▶ GOAL OF THE EXERCISE: Retype all the records with nothing changed.

(Data entries)
# # # # # # #
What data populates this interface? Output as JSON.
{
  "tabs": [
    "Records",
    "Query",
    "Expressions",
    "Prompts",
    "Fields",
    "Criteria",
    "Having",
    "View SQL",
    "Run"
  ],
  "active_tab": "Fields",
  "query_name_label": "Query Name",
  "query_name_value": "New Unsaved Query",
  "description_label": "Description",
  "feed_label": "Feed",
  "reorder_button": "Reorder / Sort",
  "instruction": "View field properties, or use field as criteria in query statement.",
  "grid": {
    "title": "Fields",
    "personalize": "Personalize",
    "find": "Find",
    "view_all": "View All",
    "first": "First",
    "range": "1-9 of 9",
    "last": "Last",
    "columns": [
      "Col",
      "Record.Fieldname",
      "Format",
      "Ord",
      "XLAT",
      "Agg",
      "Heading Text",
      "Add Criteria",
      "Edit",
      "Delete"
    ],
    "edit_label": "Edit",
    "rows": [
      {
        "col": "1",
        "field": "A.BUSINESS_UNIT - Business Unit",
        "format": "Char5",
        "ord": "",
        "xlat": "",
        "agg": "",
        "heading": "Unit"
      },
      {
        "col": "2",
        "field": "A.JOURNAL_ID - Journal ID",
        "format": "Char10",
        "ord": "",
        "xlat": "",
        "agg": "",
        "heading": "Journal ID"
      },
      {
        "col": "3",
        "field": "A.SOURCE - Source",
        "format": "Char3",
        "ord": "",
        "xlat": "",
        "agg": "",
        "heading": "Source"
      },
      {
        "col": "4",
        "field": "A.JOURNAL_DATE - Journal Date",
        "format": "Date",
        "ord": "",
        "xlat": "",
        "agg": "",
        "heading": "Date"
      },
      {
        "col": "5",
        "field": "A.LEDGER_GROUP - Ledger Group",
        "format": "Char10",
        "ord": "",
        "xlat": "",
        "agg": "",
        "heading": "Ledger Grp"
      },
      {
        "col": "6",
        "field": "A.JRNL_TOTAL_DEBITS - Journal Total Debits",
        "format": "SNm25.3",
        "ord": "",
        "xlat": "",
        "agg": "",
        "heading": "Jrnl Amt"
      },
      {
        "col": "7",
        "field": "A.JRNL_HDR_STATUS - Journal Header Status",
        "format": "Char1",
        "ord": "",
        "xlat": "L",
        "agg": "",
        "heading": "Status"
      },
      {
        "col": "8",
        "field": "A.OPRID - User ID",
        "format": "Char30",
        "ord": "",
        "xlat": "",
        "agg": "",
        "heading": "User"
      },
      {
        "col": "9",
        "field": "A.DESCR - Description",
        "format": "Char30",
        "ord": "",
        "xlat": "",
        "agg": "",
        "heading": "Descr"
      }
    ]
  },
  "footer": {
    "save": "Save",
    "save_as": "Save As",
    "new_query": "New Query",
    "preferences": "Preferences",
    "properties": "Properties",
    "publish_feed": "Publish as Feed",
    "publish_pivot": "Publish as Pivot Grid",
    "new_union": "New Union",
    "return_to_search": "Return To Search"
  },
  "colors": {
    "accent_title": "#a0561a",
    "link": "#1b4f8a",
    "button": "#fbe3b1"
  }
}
# # # # # # #
▶ EXERCISE OUTPUT:
What data populates this interface? Output as JSON.
{
  "tabs": [
    "Records",
    "Query",
    "Expressions",
    "Prompts",
    "Fields",
    "Criteria",
    "Having",
    "View SQL",
    "Run"
  ],
  "active_tab": "Fields",
  "query_name_label": "Query Name",
  "query_name_value": "New Unsaved Query",
  "description_label": "Description",
  "feed_label": "Feed",
  "reorder_button": "Reorder / Sort",
  "instruction": "View field properties, or use field as criteria in query statement.",
  "grid": {
    "title": "Fields",
    "personalize": "Personalize",
    "find": "Find",
    "view_all": "View All",
    "first": "First",
    "range": "1-9 of 9",
    "last": "Last",
    "columns": [
      "Col",
      "Record.Fieldname",
      "Format",
      "Ord",
      "XLAT",
      "Agg",
      "Heading Text",
      "Add Criteria",
      "Edit",
      "Delete"
    ],
    "edit_label": "Edit",
    "rows": [
      {
        "col": "1",
        "field": "A.BUSINESS_UNIT - Business Unit",
        "format": "Char5",
        "ord": "",
        "xlat": "",
        "agg": "",
        "heading": "Unit"
      },
      {
        "col": "2",
        "field": "A.JOURNAL_ID - Journal ID",
        "format": "Char10",
        "ord": "",
        "xlat": "",
        "agg": "",
        "heading": "Journal ID"
      },
      {
        "col": "3",
        "field": "A.SOURCE - Source",
        "format": "Char3",
        "ord": "",
        "xlat": "",
        "agg": "",
        "heading": "Source"
      },
      {
        "col": "4",
        "field": "A.JOURNAL_DATE - Journal Date",
        "format": "Date",
        "ord": "",
        "xlat": "",
        "agg": "",
        "heading": "Date"
      },
      {
        "col": "5",
        "field": "A.LEDGER_GROUP - Ledger Group",
        "format": "Char10",
        "ord": "",
        "xlat": "",
        "agg": "",
        "heading": "Ledger Grp"
      },
      {
        "col": "6",
        "field": "A.JRNL_TOTAL_DEBITS - Journal Total Debits",
        "format": "SNm25.3",
        "ord": "",
        "xlat": "",
        "agg": "",
        "heading": "Jrnl Amt"
      },
      {
        "col": "7",
        "field": "A.JRNL_HDR_STATUS - Journal Header Status",
        "format": "Char1",
        "ord": "",
        "xlat": "L",
        "agg": "",
        "heading": "Status"
      },
      {
        "col": "8",
        "field": "A.OPRID - User ID",
        "format": "Char30",
        "ord": "",
        "xlat": "",
        "agg": "",
        "heading": "User"
      },
      {
        "col": "9",
        "field": "A.DESCR - Description",
        "format": "Char30",
        "ord": "",
        "xlat": "",
        "agg": "",
        "heading": "Descr"
      }
    ]
  },
  "footer": {
    "save": "Save",
    "save_as": "Save As",
    "new_query": "New Query",
    "preferences": "Preferences",
    "properties": "Properties",
    "publish_feed": "Publish as Feed",
    "publish_pivot": "Publish as Pivot Grid",
    "new_union": "New Union",
    "return_to_search": "Return To Search"
  },
  "colors": {
    "accent_title": "#a0561a",
    "link": "#1b4f8a",
    "button": "#fbe3b1"
  }
}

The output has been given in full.